What you are asked to do: Would you set down every entry shown below, precisely as written?

***** Exercise material *****

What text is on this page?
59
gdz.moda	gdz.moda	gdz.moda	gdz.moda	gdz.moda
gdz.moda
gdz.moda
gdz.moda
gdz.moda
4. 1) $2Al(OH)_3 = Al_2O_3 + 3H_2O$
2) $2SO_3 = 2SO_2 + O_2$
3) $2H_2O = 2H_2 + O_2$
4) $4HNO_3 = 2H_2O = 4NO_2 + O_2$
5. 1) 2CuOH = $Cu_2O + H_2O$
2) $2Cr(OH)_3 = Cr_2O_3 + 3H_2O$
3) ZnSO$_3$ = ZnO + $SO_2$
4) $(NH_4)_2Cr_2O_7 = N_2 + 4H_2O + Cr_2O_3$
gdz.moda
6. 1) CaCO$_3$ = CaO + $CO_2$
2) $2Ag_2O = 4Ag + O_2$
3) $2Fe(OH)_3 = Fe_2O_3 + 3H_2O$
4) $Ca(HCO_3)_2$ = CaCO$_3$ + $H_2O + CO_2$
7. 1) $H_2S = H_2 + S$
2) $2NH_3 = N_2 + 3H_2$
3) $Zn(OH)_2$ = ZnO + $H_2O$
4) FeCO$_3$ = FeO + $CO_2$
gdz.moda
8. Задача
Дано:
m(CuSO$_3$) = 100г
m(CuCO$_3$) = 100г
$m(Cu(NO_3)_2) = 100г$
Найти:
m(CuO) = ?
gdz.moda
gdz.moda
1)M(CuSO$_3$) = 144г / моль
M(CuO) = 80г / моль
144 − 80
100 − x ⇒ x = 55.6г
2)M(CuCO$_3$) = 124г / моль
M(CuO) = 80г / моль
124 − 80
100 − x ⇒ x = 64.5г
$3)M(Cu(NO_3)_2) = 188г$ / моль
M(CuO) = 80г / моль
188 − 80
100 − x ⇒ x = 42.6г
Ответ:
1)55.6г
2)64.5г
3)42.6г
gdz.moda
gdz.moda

*****

Expected answer:
What text is on this page?
59
gdz.moda	gdz.moda	gdz.moda	gdz.moda	gdz.moda
gdz.moda
gdz.moda
gdz.moda
gdz.moda
4. 1) $2Al(OH)_3 = Al_2O_3 + 3H_2O$
2) $2SO_3 = 2SO_2 + O_2$
3) $2H_2O = 2H_2 + O_2$
4) $4HNO_3 = 2H_2O = 4NO_2 + O_2$
5. 1) 2CuOH = $Cu_2O + H_2O$
2) $2Cr(OH)_3 = Cr_2O_3 + 3H_2O$
3) ZnSO$_3$ = ZnO + $SO_2$
4) $(NH_4)_2Cr_2O_7 = N_2 + 4H_2O + Cr_2O_3$
gdz.moda
6. 1) CaCO$_3$ = CaO + $CO_2$
2) $2Ag_2O = 4Ag + O_2$
3) $2Fe(OH)_3 = Fe_2O_3 + 3H_2O$
4) $Ca(HCO_3)_2$ = CaCO$_3$ + $H_2O + CO_2$
7. 1) $H_2S = H_2 + S$
2) $2NH_3 = N_2 + 3H_2$
3) $Zn(OH)_2$ = ZnO + $H_2O$
4) FeCO$_3$ = FeO + $CO_2$
gdz.moda
8. Задача
Дано:
m(CuSO$_3$) = 100г
m(CuCO$_3$) = 100г
$m(Cu(NO_3)_2) = 100г$
Найти:
m(CuO) = ?
gdz.moda
gdz.moda
1)M(CuSO$_3$) = 144г / моль
M(CuO) = 80г / моль
144 − 80
100 − x ⇒ x = 55.6г
2)M(CuCO$_3$) = 124г / моль
M(CuO) = 80г / моль
124 − 80
100 − x ⇒ x = 64.5г
$3)M(Cu(NO_3)_2) = 188г$ / моль
M(CuO) = 80г / моль
188 − 80
100 − x ⇒ x = 42.6г
Ответ:
1)55.6г
2)64.5г
3)42.6г
gdz.moda
gdz.moda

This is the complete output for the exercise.